* Exercise description:
Below are the records; locate each line with the word "Output" and copy it.

* Records provided:
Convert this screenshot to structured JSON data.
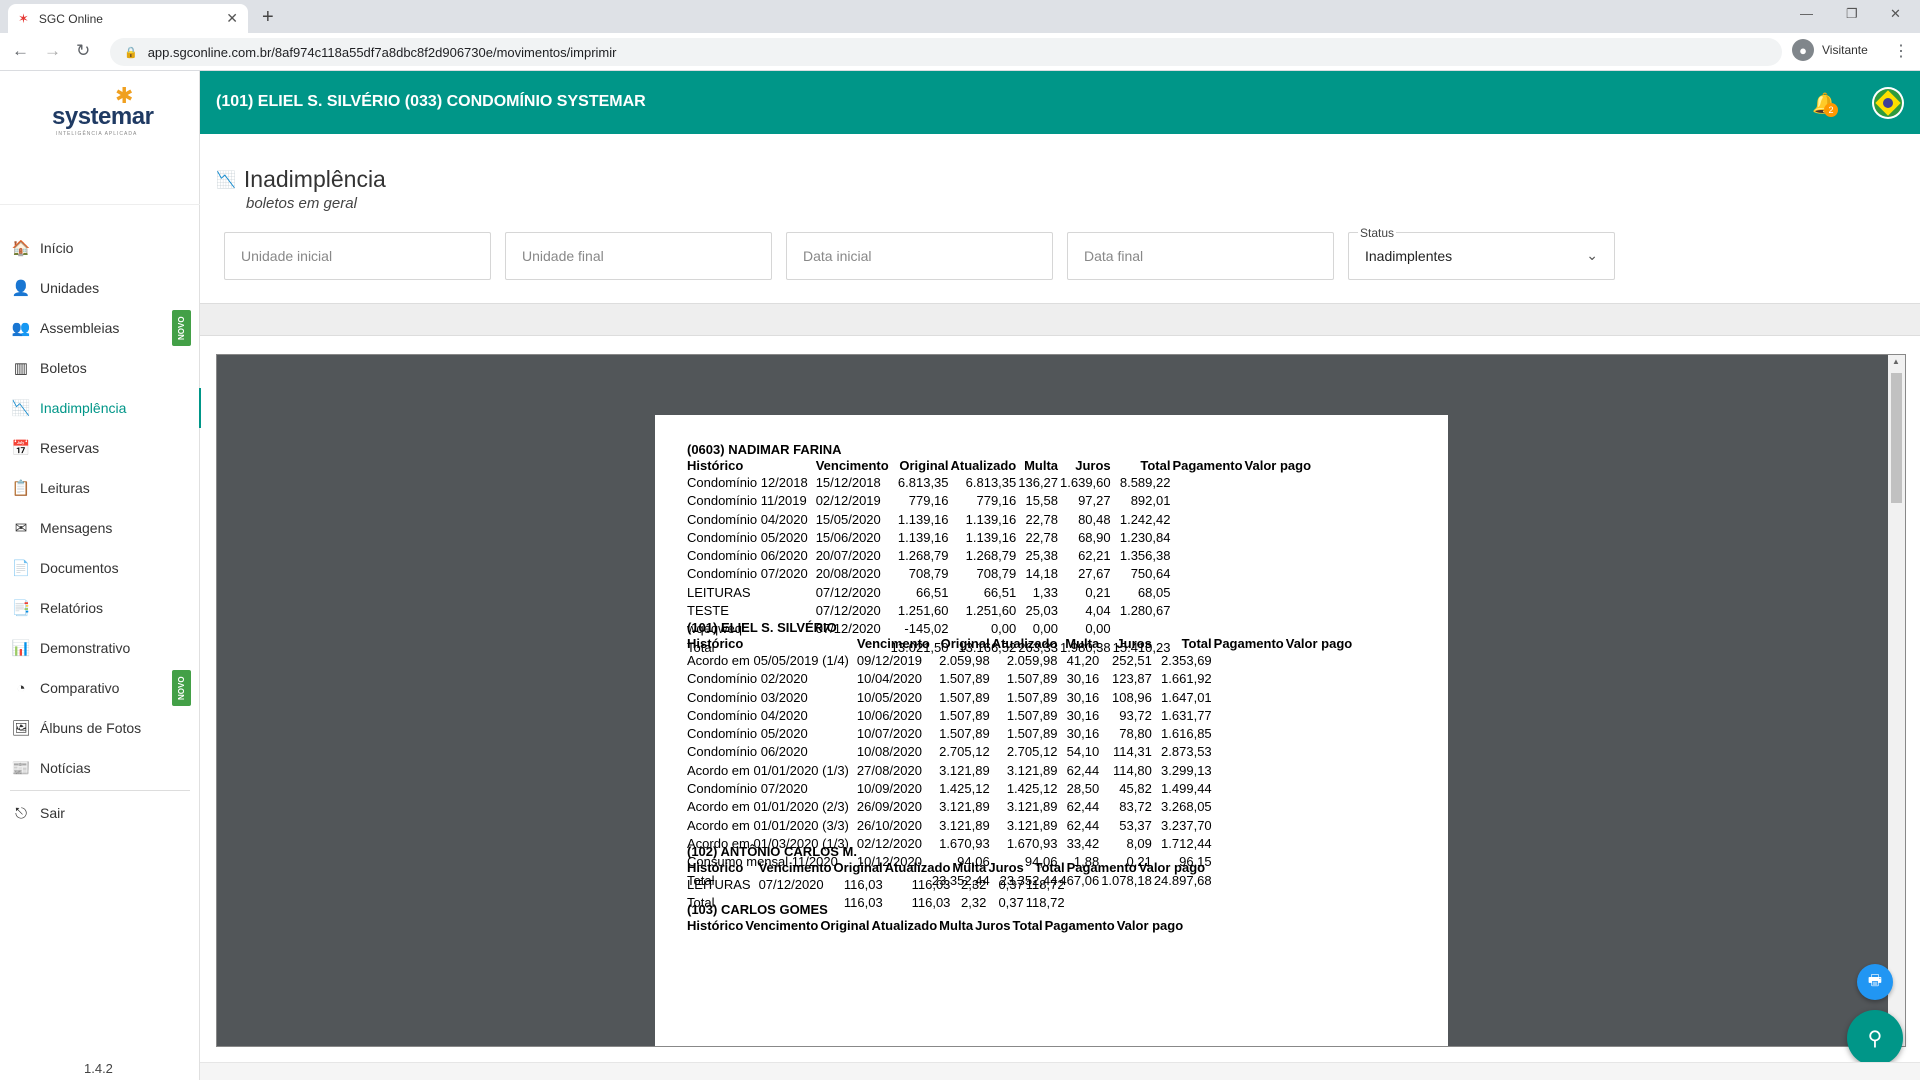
{
  "browser": {
    "tab_title": "SGC Online",
    "url": "app.sgconline.com.br/8af974c118a55df7a8dbc8f2d906730e/movimentos/imprimir",
    "profile_label": "Visitante"
  },
  "header": {
    "title": "(101) ELIEL S. SILVÉRIO  (033) CONDOMÍNIO SYSTEMAR",
    "notification_count": "2"
  },
  "brand": {
    "logo_text": "systemar",
    "logo_tagline": "INTELIGÊNCIA APLICADA"
  },
  "sidebar": {
    "items": [
      {
        "label": "Início",
        "icon": "home-icon",
        "glyph": "🏠"
      },
      {
        "label": "Unidades",
        "icon": "user-icon",
        "glyph": "👤"
      },
      {
        "label": "Assembleias",
        "icon": "meeting-icon",
        "glyph": "👥",
        "badge": "NOVO"
      },
      {
        "label": "Boletos",
        "icon": "barcode-icon",
        "glyph": "▥"
      },
      {
        "label": "Inadimplência",
        "icon": "chart-down-icon",
        "glyph": "📉",
        "active": true
      },
      {
        "label": "Reservas",
        "icon": "calendar-icon",
        "glyph": "📅"
      },
      {
        "label": "Leituras",
        "icon": "checklist-icon",
        "glyph": "📋"
      },
      {
        "label": "Mensagens",
        "icon": "envelope-icon",
        "glyph": "✉"
      },
      {
        "label": "Documentos",
        "icon": "document-icon",
        "glyph": "📄"
      },
      {
        "label": "Relatórios",
        "icon": "report-icon",
        "glyph": "📑"
      },
      {
        "label": "Demonstrativo",
        "icon": "bar-chart-icon",
        "glyph": "📊"
      },
      {
        "label": "Comparativo",
        "icon": "pie-chart-icon",
        "glyph": "◔",
        "badge": "NOVO"
      },
      {
        "label": "Álbuns de Fotos",
        "icon": "photo-icon",
        "glyph": "🖼"
      },
      {
        "label": "Notícias",
        "icon": "news-icon",
        "glyph": "📰"
      }
    ],
    "logout_label": "Sair",
    "version": "1.4.2"
  },
  "page": {
    "title": "Inadimplência",
    "subtitle": "boletos em geral"
  },
  "filters": {
    "unidade_inicial_placeholder": "Unidade inicial",
    "unidade_final_placeholder": "Unidade final",
    "data_inicial_placeholder": "Data inicial",
    "data_final_placeholder": "Data final",
    "status_label": "Status",
    "status_value": "Inadimplentes"
  },
  "report": {
    "headers": [
      "Histórico",
      "Vencimento",
      "Original",
      "Atualizado",
      "Multa",
      "Juros",
      "Total",
      "Pagamento",
      "Valor pago"
    ],
    "sections": [
      {
        "name": "(0603) NADIMAR FARINA",
        "rows": [
          [
            "Condomínio 12/2018",
            "15/12/2018",
            "6.813,35",
            "6.813,35",
            "136,27",
            "1.639,60",
            "8.589,22"
          ],
          [
            "Condomínio 11/2019",
            "02/12/2019",
            "779,16",
            "779,16",
            "15,58",
            "97,27",
            "892,01"
          ],
          [
            "Condomínio 04/2020",
            "15/05/2020",
            "1.139,16",
            "1.139,16",
            "22,78",
            "80,48",
            "1.242,42"
          ],
          [
            "Condomínio 05/2020",
            "15/06/2020",
            "1.139,16",
            "1.139,16",
            "22,78",
            "68,90",
            "1.230,84"
          ],
          [
            "Condomínio 06/2020",
            "20/07/2020",
            "1.268,79",
            "1.268,79",
            "25,38",
            "62,21",
            "1.356,38"
          ],
          [
            "Condomínio 07/2020",
            "20/08/2020",
            "708,79",
            "708,79",
            "14,18",
            "27,67",
            "750,64"
          ],
          [
            "LEITURAS",
            "07/12/2020",
            "66,51",
            "66,51",
            "1,33",
            "0,21",
            "68,05"
          ],
          [
            "TESTE",
            "07/12/2020",
            "1.251,60",
            "1.251,60",
            "25,03",
            "4,04",
            "1.280,67"
          ],
          [
            "wqeqweq",
            "07/12/2020",
            "-145,02",
            "0,00",
            "0,00",
            "0,00",
            ""
          ]
        ],
        "total": [
          "Total",
          "",
          "13.021,50",
          "13.166,52",
          "263,33",
          "1.980,38",
          "15.410,23"
        ]
      },
      {
        "name": "(101) ELIEL S. SILVÉRIO",
        "rows": [
          [
            "Acordo em 05/05/2019 (1/4)",
            "09/12/2019",
            "2.059,98",
            "2.059,98",
            "41,20",
            "252,51",
            "2.353,69"
          ],
          [
            "Condomínio 02/2020",
            "10/04/2020",
            "1.507,89",
            "1.507,89",
            "30,16",
            "123,87",
            "1.661,92"
          ],
          [
            "Condomínio 03/2020",
            "10/05/2020",
            "1.507,89",
            "1.507,89",
            "30,16",
            "108,96",
            "1.647,01"
          ],
          [
            "Condomínio 04/2020",
            "10/06/2020",
            "1.507,89",
            "1.507,89",
            "30,16",
            "93,72",
            "1.631,77"
          ],
          [
            "Condomínio 05/2020",
            "10/07/2020",
            "1.507,89",
            "1.507,89",
            "30,16",
            "78,80",
            "1.616,85"
          ],
          [
            "Condomínio 06/2020",
            "10/08/2020",
            "2.705,12",
            "2.705,12",
            "54,10",
            "114,31",
            "2.873,53"
          ],
          [
            "Acordo em 01/01/2020 (1/3)",
            "27/08/2020",
            "3.121,89",
            "3.121,89",
            "62,44",
            "114,80",
            "3.299,13"
          ],
          [
            "Condomínio 07/2020",
            "10/09/2020",
            "1.425,12",
            "1.425,12",
            "28,50",
            "45,82",
            "1.499,44"
          ],
          [
            "Acordo em 01/01/2020 (2/3)",
            "26/09/2020",
            "3.121,89",
            "3.121,89",
            "62,44",
            "83,72",
            "3.268,05"
          ],
          [
            "Acordo em 01/01/2020 (3/3)",
            "26/10/2020",
            "3.121,89",
            "3.121,89",
            "62,44",
            "53,37",
            "3.237,70"
          ],
          [
            "Acordo em 01/03/2020 (1/3)",
            "02/12/2020",
            "1.670,93",
            "1.670,93",
            "33,42",
            "8,09",
            "1.712,44"
          ],
          [
            "Consumo mensal 11/2020",
            "10/12/2020",
            "94,06",
            "94,06",
            "1,88",
            "0,21",
            "96,15"
          ]
        ],
        "total": [
          "Total",
          "",
          "23.352,44",
          "23.352,44",
          "467,06",
          "1.078,18",
          "24.897,68"
        ]
      },
      {
        "name": "(102) ANTÔNIO CARLOS M.",
        "rows": [
          [
            "LEITURAS",
            "07/12/2020",
            "116,03",
            "116,03",
            "2,32",
            "0,37",
            "118,72"
          ]
        ],
        "total": [
          "Total",
          "",
          "116,03",
          "116,03",
          "2,32",
          "0,37",
          "118,72"
        ]
      },
      {
        "name": "(103) CARLOS GOMES",
        "rows": [],
        "total": null
      }
    ]
  }
}
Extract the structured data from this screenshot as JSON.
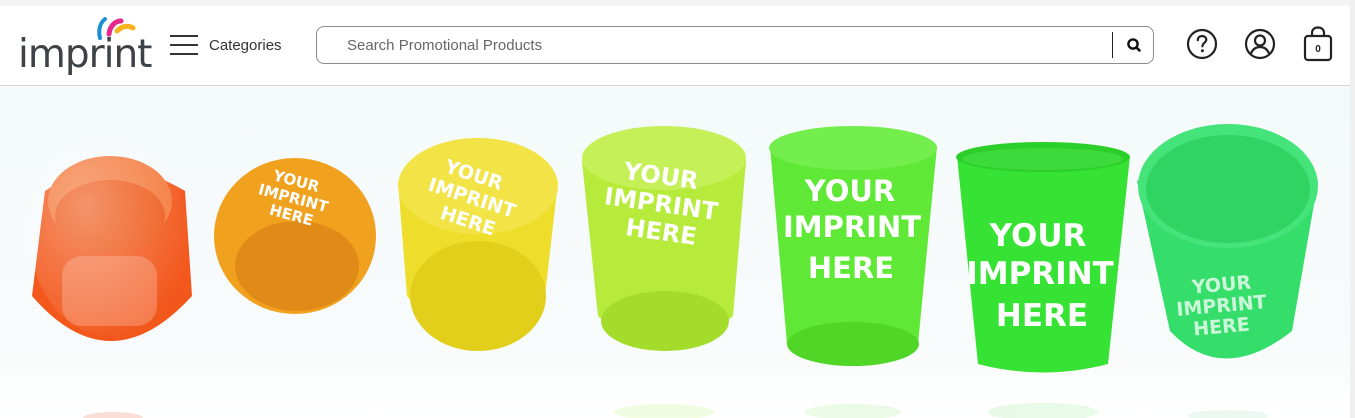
{
  "header": {
    "logo_text": "imprint",
    "categories_label": "Categories",
    "search": {
      "placeholder": "Search Promotional Products",
      "value": ""
    },
    "cart_count": "0"
  },
  "icons": {
    "menu": "hamburger-icon",
    "search": "magnifier-icon",
    "help": "question-circle-icon",
    "account": "user-circle-icon",
    "cart": "shopping-bag-icon"
  },
  "hero": {
    "cup_print": [
      "YOUR",
      "IMPRINT",
      "HERE"
    ],
    "cup_colors": [
      "#f2581c",
      "#f0a21e",
      "#eedd2a",
      "#b6eb3b",
      "#5fe836",
      "#36e233",
      "#35de6a"
    ]
  },
  "colors": {
    "logo_text": "#3d4247",
    "logo_accent_blue": "#1c8fd6",
    "logo_accent_pink": "#e6278b",
    "logo_accent_yellow": "#f7b21c"
  }
}
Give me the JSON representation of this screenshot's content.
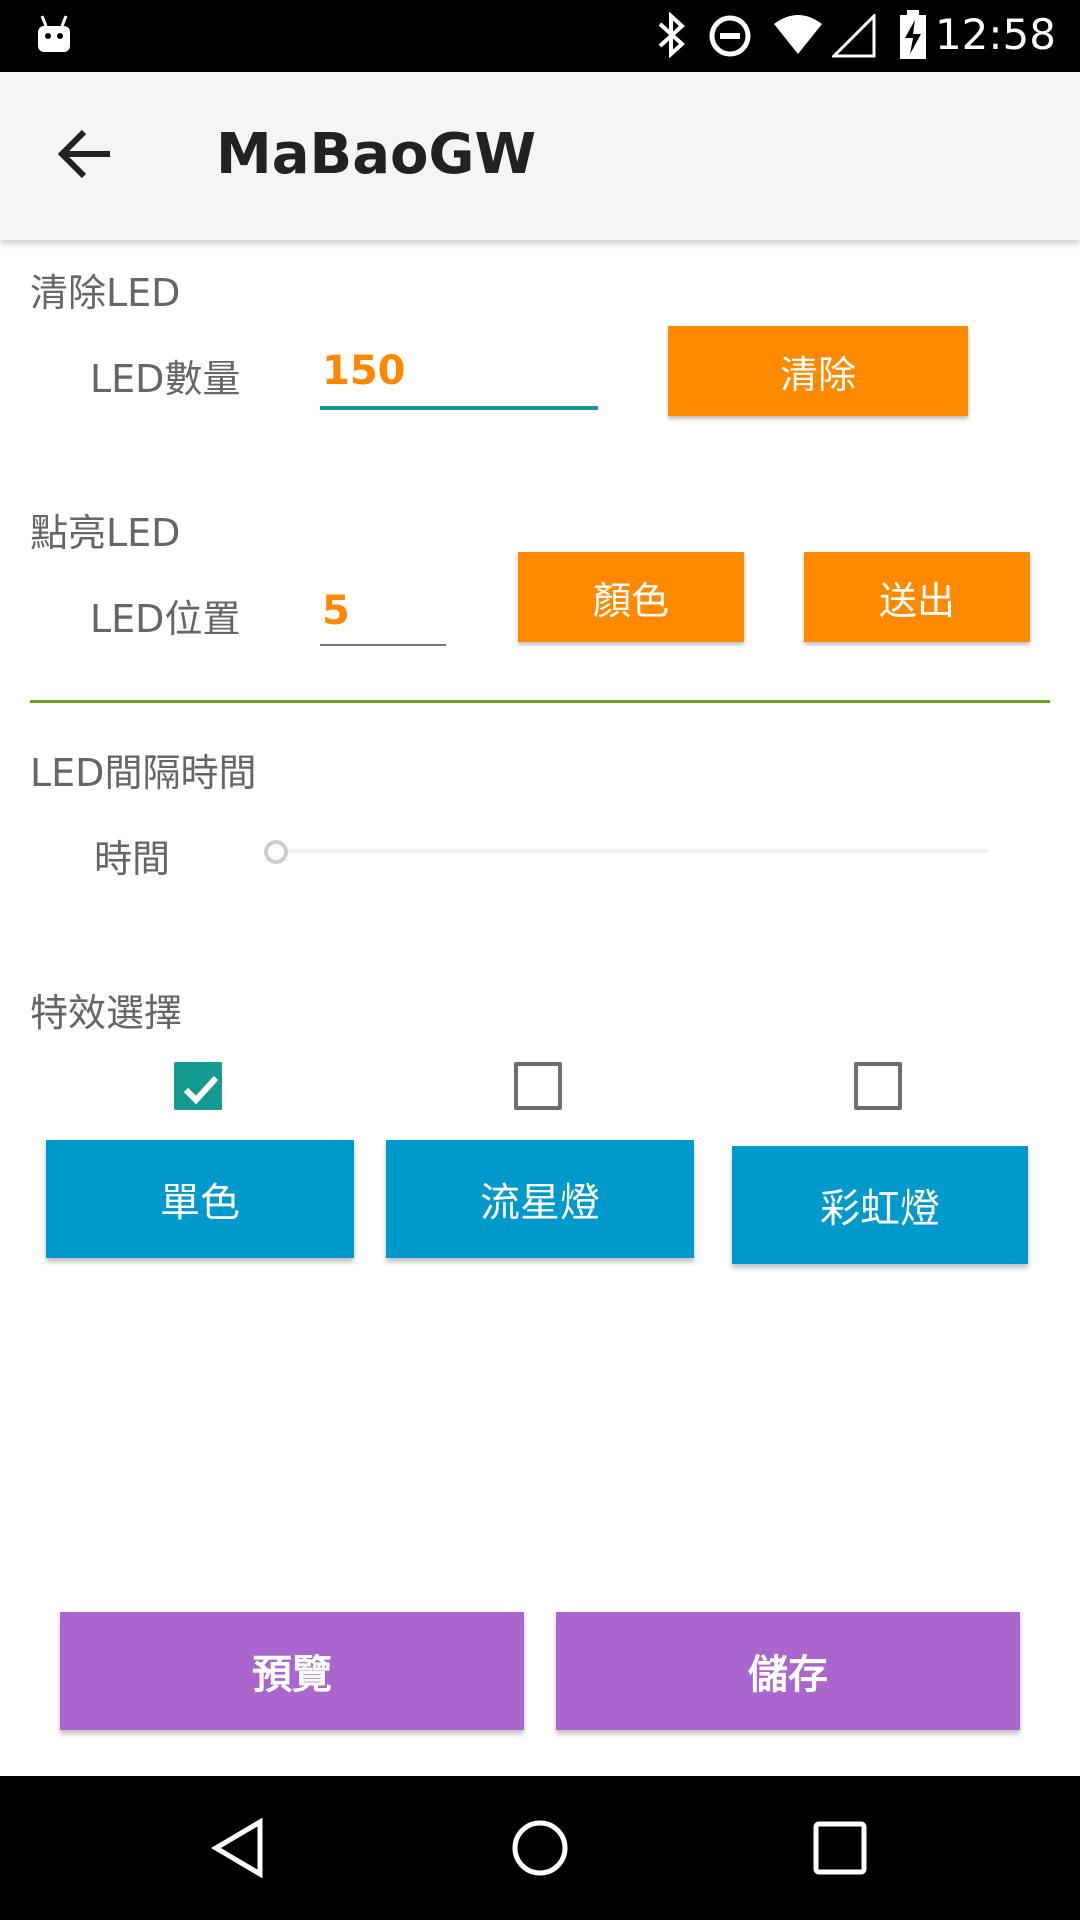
{
  "status_bar": {
    "time": "12:58",
    "icons": [
      "android-icon",
      "bluetooth-icon",
      "do-not-disturb-icon",
      "wifi-icon",
      "signal-icon",
      "battery-charging-icon"
    ]
  },
  "app_bar": {
    "title": "MaBaoGW",
    "back_icon": "arrow-back-icon"
  },
  "clear_section": {
    "label": "清除LED",
    "count_label": "LED數量",
    "count_value": "150",
    "clear_button": "清除"
  },
  "light_section": {
    "label": "點亮LED",
    "position_label": "LED位置",
    "position_value": "5",
    "color_button": "顏色",
    "send_button": "送出"
  },
  "interval_section": {
    "label": "LED間隔時間",
    "time_label": "時間",
    "slider_value": 0
  },
  "effects_section": {
    "label": "特效選擇",
    "options": [
      {
        "label": "單色",
        "checked": true
      },
      {
        "label": "流星燈",
        "checked": false
      },
      {
        "label": "彩虹燈",
        "checked": false
      }
    ]
  },
  "footer": {
    "preview_button": "預覽",
    "save_button": "儲存"
  },
  "colors": {
    "orange": "#ff8a00",
    "blue": "#0099cc",
    "purple": "#aa66cc",
    "teal": "#149a8f",
    "divider_green": "#6aa121"
  },
  "nav_bar": {
    "icons": [
      "nav-back-icon",
      "nav-home-icon",
      "nav-recents-icon"
    ]
  }
}
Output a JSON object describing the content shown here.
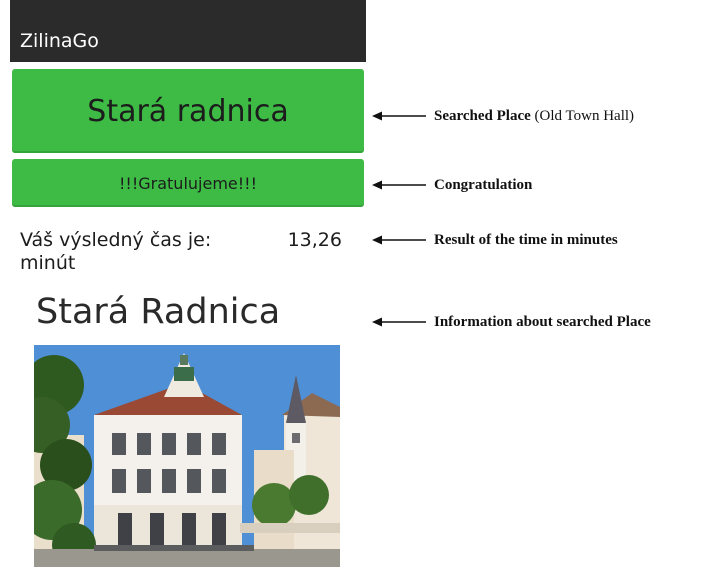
{
  "app": {
    "title": "ZilinaGo"
  },
  "screen": {
    "place_button": "Stará radnica",
    "congrats_button": "!!!Gratulujeme!!!",
    "result_label": "Váš výsledný čas je:",
    "result_value": "13,26",
    "result_unit": "minút",
    "info_title": "Stará Radnica"
  },
  "annotations": {
    "searched_place_bold": "Searched Place",
    "searched_place_rest": "(Old Town Hall)",
    "congratulation": "Congratulation",
    "result": "Result of the time in minutes",
    "information": "Information about searched Place"
  },
  "colors": {
    "button_green": "#3dbb45",
    "actionbar": "#2b2b2b"
  },
  "icons": [
    "arrow-left-icon"
  ]
}
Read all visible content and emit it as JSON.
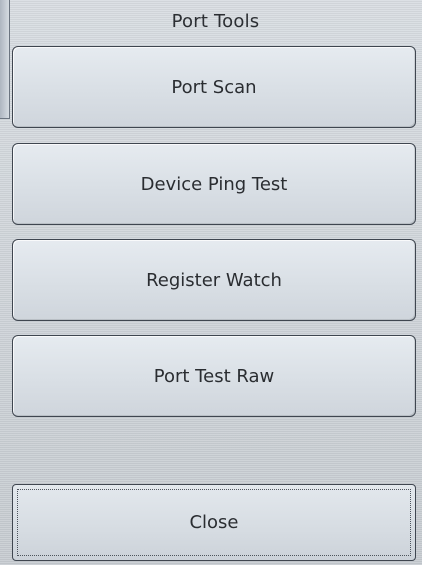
{
  "dialog": {
    "title": "Port Tools"
  },
  "menu": {
    "items": [
      {
        "label": "Port Scan"
      },
      {
        "label": "Device Ping Test"
      },
      {
        "label": "Register Watch"
      },
      {
        "label": "Port Test Raw"
      }
    ]
  },
  "footer": {
    "close_label": "Close"
  }
}
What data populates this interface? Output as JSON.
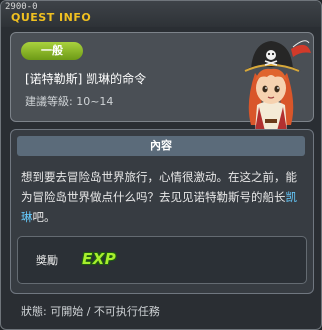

* The completed task:
Output a JSON object describing the content shown here.
What data populates this interface? Output as JSON.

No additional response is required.